Element boundary records

▶

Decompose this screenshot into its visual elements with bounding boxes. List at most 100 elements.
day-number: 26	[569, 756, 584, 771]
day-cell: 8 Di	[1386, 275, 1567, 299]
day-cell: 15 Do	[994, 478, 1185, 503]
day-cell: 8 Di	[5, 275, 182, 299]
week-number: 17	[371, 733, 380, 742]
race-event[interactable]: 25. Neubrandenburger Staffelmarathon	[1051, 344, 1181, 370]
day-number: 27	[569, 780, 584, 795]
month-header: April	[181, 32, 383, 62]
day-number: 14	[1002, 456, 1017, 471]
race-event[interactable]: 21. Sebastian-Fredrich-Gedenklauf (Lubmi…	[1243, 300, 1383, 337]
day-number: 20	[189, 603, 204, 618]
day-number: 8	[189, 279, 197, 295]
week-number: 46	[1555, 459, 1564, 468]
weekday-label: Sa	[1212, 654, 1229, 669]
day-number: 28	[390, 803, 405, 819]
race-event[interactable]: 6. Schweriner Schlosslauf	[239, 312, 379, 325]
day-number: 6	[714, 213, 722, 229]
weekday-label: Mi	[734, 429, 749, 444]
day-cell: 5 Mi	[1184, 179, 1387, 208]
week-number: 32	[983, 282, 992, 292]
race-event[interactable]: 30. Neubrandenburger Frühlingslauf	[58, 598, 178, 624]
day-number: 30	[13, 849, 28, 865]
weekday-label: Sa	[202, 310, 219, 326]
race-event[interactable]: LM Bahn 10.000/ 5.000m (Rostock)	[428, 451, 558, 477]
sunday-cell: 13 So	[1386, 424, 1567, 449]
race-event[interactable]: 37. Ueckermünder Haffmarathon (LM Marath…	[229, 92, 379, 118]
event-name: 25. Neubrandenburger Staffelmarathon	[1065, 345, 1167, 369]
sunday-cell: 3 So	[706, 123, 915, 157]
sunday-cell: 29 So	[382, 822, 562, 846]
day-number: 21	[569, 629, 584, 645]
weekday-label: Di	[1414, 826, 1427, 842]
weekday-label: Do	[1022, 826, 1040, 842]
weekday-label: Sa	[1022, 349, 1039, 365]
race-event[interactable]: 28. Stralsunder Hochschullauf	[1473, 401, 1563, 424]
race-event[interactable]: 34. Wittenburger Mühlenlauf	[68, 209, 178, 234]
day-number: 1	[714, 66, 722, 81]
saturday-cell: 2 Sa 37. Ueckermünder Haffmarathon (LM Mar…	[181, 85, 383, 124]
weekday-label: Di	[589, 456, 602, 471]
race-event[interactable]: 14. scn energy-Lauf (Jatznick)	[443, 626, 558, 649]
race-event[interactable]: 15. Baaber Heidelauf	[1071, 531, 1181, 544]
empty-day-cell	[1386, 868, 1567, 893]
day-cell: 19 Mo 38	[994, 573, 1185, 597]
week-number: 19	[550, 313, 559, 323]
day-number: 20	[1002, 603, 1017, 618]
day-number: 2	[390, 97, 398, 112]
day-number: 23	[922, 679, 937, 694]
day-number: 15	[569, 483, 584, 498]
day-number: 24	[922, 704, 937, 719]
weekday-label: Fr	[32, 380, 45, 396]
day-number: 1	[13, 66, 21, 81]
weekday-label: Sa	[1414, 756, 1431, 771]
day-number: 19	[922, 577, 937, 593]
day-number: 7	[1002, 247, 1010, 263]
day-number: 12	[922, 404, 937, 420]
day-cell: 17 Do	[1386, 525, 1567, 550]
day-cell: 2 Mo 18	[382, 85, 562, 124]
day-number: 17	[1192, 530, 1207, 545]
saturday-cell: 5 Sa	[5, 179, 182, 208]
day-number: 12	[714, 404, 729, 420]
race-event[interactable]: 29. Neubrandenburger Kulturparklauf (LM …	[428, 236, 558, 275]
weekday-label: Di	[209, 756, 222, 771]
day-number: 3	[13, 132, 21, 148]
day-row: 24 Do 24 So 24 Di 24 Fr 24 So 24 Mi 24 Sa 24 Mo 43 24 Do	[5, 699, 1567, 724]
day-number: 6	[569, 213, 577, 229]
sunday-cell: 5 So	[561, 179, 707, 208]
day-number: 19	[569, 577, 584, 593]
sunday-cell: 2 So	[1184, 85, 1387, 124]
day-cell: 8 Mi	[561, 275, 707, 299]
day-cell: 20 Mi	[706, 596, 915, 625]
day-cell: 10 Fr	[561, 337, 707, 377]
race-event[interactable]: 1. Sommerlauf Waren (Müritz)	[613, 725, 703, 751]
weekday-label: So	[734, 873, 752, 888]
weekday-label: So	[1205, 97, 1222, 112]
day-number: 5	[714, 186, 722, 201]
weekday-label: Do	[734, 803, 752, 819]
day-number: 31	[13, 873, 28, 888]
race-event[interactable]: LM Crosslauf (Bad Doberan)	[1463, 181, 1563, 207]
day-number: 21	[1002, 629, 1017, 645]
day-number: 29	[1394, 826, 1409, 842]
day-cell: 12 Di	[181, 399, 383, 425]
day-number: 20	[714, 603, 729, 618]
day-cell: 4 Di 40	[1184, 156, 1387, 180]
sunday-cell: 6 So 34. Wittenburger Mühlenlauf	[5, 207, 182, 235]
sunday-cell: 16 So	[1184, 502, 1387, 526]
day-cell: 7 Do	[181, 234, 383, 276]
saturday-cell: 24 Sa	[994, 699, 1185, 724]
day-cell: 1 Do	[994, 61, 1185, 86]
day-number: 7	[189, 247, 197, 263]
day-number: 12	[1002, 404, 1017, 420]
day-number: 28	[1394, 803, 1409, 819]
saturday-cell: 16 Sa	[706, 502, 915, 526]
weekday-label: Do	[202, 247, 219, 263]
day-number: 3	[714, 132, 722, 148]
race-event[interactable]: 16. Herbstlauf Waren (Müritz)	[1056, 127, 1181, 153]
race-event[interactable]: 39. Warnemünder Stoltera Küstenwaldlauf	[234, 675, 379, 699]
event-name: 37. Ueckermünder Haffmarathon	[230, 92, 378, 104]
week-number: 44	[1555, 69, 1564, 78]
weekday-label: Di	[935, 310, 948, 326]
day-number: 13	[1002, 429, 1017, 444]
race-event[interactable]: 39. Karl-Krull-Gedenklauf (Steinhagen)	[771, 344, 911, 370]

◀

Exercise aim — Extract every line of the items above and reproduce each one without any change.

Exercise response —
Decompose this screenshot into its visual elements with bounding boxes. List at most 100 elements.
day-number: 26	[569, 756, 584, 771]
day-cell: 8 Di	[1386, 275, 1567, 299]
day-cell: 15 Do	[994, 478, 1185, 503]
day-cell: 8 Di	[5, 275, 182, 299]
week-number: 17	[371, 733, 380, 742]
race-event[interactable]: 25. Neubrandenburger Staffelmarathon	[1051, 344, 1181, 370]
day-number: 27	[569, 780, 584, 795]
month-header: April	[181, 32, 383, 62]
day-number: 14	[1002, 456, 1017, 471]
race-event[interactable]: 21. Sebastian-Fredrich-Gedenklauf (Lubmi…	[1243, 300, 1383, 337]
day-number: 20	[189, 603, 204, 618]
day-number: 8	[189, 279, 197, 295]
week-number: 46	[1555, 459, 1564, 468]
weekday-label: Sa	[1212, 654, 1229, 669]
day-number: 28	[390, 803, 405, 819]
race-event[interactable]: 6. Schweriner Schlosslauf	[239, 312, 379, 325]
day-number: 6	[714, 213, 722, 229]
weekday-label: Mi	[734, 429, 749, 444]
day-cell: 5 Mi	[1184, 179, 1387, 208]
week-number: 32	[983, 282, 992, 292]
race-event[interactable]: 30. Neubrandenburger Frühlingslauf	[58, 598, 178, 624]
day-number: 30	[13, 849, 28, 865]
weekday-label: Sa	[202, 310, 219, 326]
race-event[interactable]: LM Bahn 10.000/ 5.000m (Rostock)	[428, 451, 558, 477]
sunday-cell: 13 So	[1386, 424, 1567, 449]
race-event[interactable]: 37. Ueckermünder Haffmarathon (LM Marath…	[229, 92, 379, 118]
event-name: 25. Neubrandenburger Staffelmarathon	[1065, 345, 1167, 369]
sunday-cell: 3 So	[706, 123, 915, 157]
sunday-cell: 29 So	[382, 822, 562, 846]
day-number: 21	[569, 629, 584, 645]
weekday-label: Di	[1414, 826, 1427, 842]
weekday-label: Do	[1022, 826, 1040, 842]
weekday-label: Sa	[1022, 349, 1039, 365]
race-event[interactable]: 28. Stralsunder Hochschullauf	[1473, 401, 1563, 424]
race-event[interactable]: 34. Wittenburger Mühlenlauf	[68, 209, 178, 234]
day-number: 1	[714, 66, 722, 81]
saturday-cell: 2 Sa 37. Ueckermünder Haffmarathon (LM Mar…	[181, 85, 383, 124]
weekday-label: Di	[589, 456, 602, 471]
race-event[interactable]: 14. scn energy-Lauf (Jatznick)	[443, 626, 558, 649]
race-event[interactable]: 15. Baaber Heidelauf	[1071, 531, 1181, 544]
empty-day-cell	[1386, 868, 1567, 893]
day-cell: 19 Mo 38	[994, 573, 1185, 597]
week-number: 19	[550, 313, 559, 323]
day-number: 20	[1002, 603, 1017, 618]
day-number: 2	[390, 97, 398, 112]
day-number: 23	[922, 679, 937, 694]
day-number: 15	[569, 483, 584, 498]
day-number: 24	[922, 704, 937, 719]
weekday-label: Fr	[32, 380, 45, 396]
day-number: 1	[13, 66, 21, 81]
weekday-label: Sa	[1414, 756, 1431, 771]
day-number: 19	[922, 577, 937, 593]
day-number: 7	[1002, 247, 1010, 263]
day-number: 12	[922, 404, 937, 420]
day-cell: 17 Do	[1386, 525, 1567, 550]
day-cell: 2 Mo 18	[382, 85, 562, 124]
day-number: 17	[1192, 530, 1207, 545]
saturday-cell: 5 Sa	[5, 179, 182, 208]
day-number: 12	[714, 404, 729, 420]
race-event[interactable]: 29. Neubrandenburger Kulturparklauf (LM …	[428, 236, 558, 275]
weekday-label: Di	[209, 756, 222, 771]
day-number: 3	[13, 132, 21, 148]
day-row: 24 Do 24 So 24 Di 24 Fr 24 So 24 Mi 24 Sa 24 Mo 43 24 Do	[5, 699, 1567, 724]
day-number: 6	[569, 213, 577, 229]
sunday-cell: 5 So	[561, 179, 707, 208]
day-number: 19	[569, 577, 584, 593]
sunday-cell: 2 So	[1184, 85, 1387, 124]
day-cell: 8 Mi	[561, 275, 707, 299]
day-cell: 20 Mi	[706, 596, 915, 625]
day-cell: 10 Fr	[561, 337, 707, 377]
race-event[interactable]: 1. Sommerlauf Waren (Müritz)	[613, 725, 703, 751]
weekday-label: So	[734, 873, 752, 888]
weekday-label: So	[1205, 97, 1222, 112]
day-number: 5	[714, 186, 722, 201]
weekday-label: Do	[734, 803, 752, 819]
day-number: 31	[13, 873, 28, 888]
race-event[interactable]: LM Crosslauf (Bad Doberan)	[1463, 181, 1563, 207]
day-number: 21	[1002, 629, 1017, 645]
day-number: 29	[1394, 826, 1409, 842]
day-cell: 12 Di	[181, 399, 383, 425]
day-number: 20	[714, 603, 729, 618]
day-cell: 4 Di 40	[1184, 156, 1387, 180]
sunday-cell: 6 So 34. Wittenburger Mühlenlauf	[5, 207, 182, 235]
sunday-cell: 16 So	[1184, 502, 1387, 526]
day-cell: 7 Do	[181, 234, 383, 276]
saturday-cell: 24 Sa	[994, 699, 1185, 724]
day-cell: 1 Do	[994, 61, 1185, 86]
day-number: 7	[189, 247, 197, 263]
day-number: 12	[1002, 404, 1017, 420]
day-number: 28	[1394, 803, 1409, 819]
saturday-cell: 16 Sa	[706, 502, 915, 526]
weekday-label: Do	[202, 247, 219, 263]
day-number: 3	[714, 132, 722, 148]
race-event[interactable]: 16. Herbstlauf Waren (Müritz)	[1056, 127, 1181, 153]
race-event[interactable]: 39. Warnemünder Stoltera Küstenwaldlauf	[234, 675, 379, 699]
event-name: 37. Ueckermünder Haffmarathon	[230, 92, 378, 104]
week-number: 44	[1555, 69, 1564, 78]
weekday-label: Di	[935, 310, 948, 326]
day-number: 13	[1002, 429, 1017, 444]
race-event[interactable]: 39. Karl-Krull-Gedenklauf (Steinhagen)	[771, 344, 911, 370]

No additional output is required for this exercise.